* Exercise prompt:
Search the records below for the word "text". Pull out each line that has it.

[Stored records]
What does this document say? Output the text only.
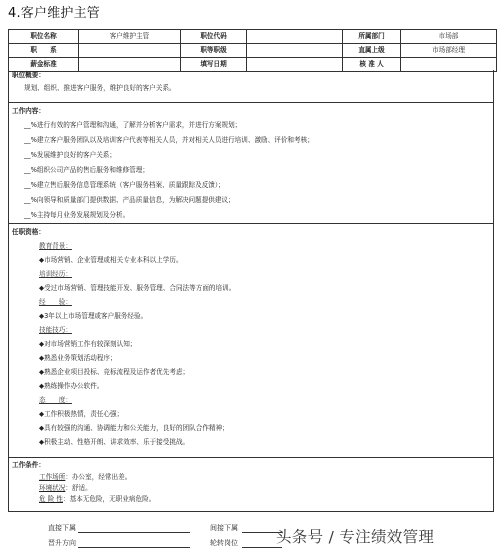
4.客户维护主管
职位名称	客户维护主管	职位代码		所属部门	市场部
职　　系		职等职级		直属上级	市场部经理
薪金标准		填写日期		核 准 人	
职位概要：
规划、组织、推进客户服务，维护良好的客户关系。
工作内容：
__%进行有效的客户管理和沟通，了解并分析客户需求，并进行方案规划；
__%建立客户服务团队以及培训客户代表等相关人员，并对相关人员进行培训、激励、评价和考核；
__%发展维护良好的客户关系；
__%组织公司产品的售后服务和维修管理；
__%建立售后服务信息管理系统（客户服务档案、质量跟踪及反馈）；
__%向领导和质量部门提供数据、产品质量信息，为解决问题提供建议；
__%主持每月业务发展规划及分析。
任职资格：
教育背景：
◆市场营销、企业管理或相关专业本科以上学历。
培训经历：
◆受过市场营销、管理技能开发、服务管理、合同法等方面的培训。
经　　验：
◆3年以上市场管理或客户服务经验。
技能技巧：
◆对市场营销工作有较深刻认知；
◆熟悉业务策划活动程序；
◆熟悉企业项目投标、竞标流程及运作者优先考虑；
◆熟练操作办公软件。
态　　度：
◆工作积极热情，责任心强；
◆具有较强的沟通、协调能力和公关能力，良好的团队合作精神；
◆积极主动、性格开朗、讲求效率、乐于接受挑战。
工作条件：
工作场所：办公室，经常出差。
环境状况：舒适。
危 险 性：基本无危险，无职业病危险。
直接下属	间接下属
晋升方向	轮转岗位 头条号 / 专注绩效管理
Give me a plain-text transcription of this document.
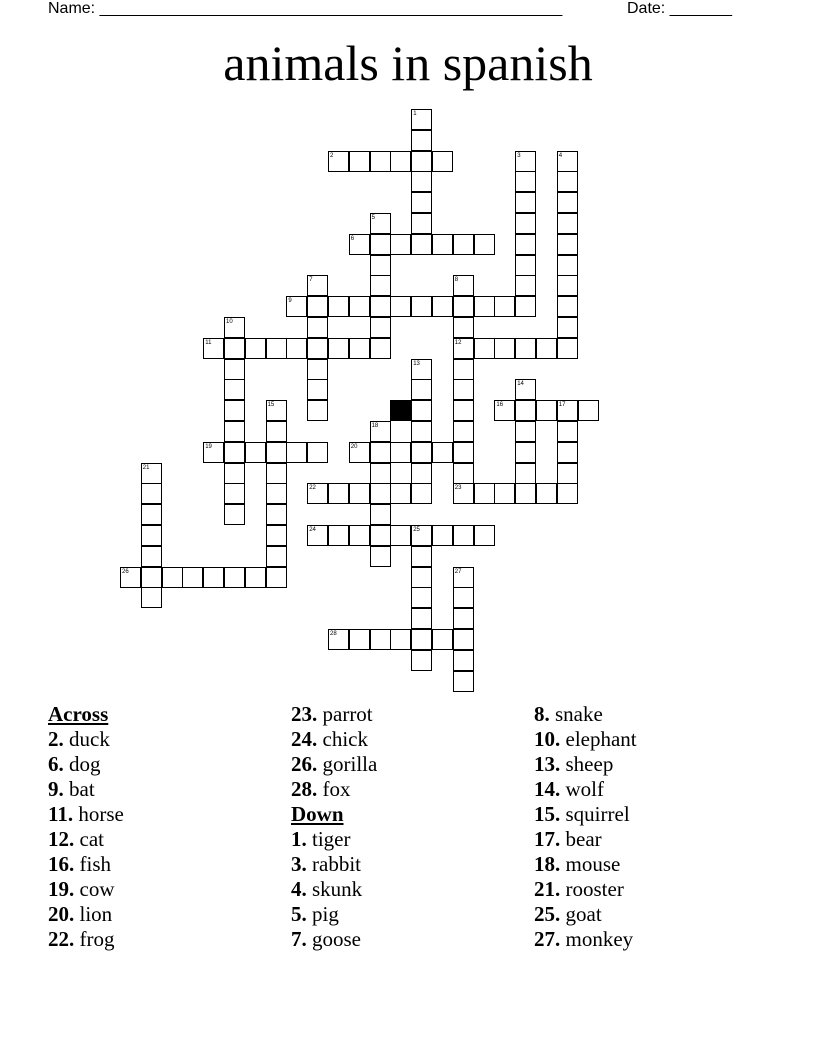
Name: ____________________________________________________	Date: _______
animals in spanish
1
2	3	4
5
6
7	8
9
10
11	12
13
14
15	16	17
18
19	20
21
22	23
24	25
26	27
28
Across
2. duck
6. dog
9. bat
11. horse
12. cat
16. fish
19. cow
20. lion
22. frog
23. parrot
24. chick
26. gorilla
28. fox
Down
1. tiger
3. rabbit
4. skunk
5. pig
7. goose
8. snake
10. elephant
13. sheep
14. wolf
15. squirrel
17. bear
18. mouse
21. rooster
25. goat
27. monkey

* Response to this exercise:
What does this document say? Output the text only.
Give me a plain-text transcription of this document.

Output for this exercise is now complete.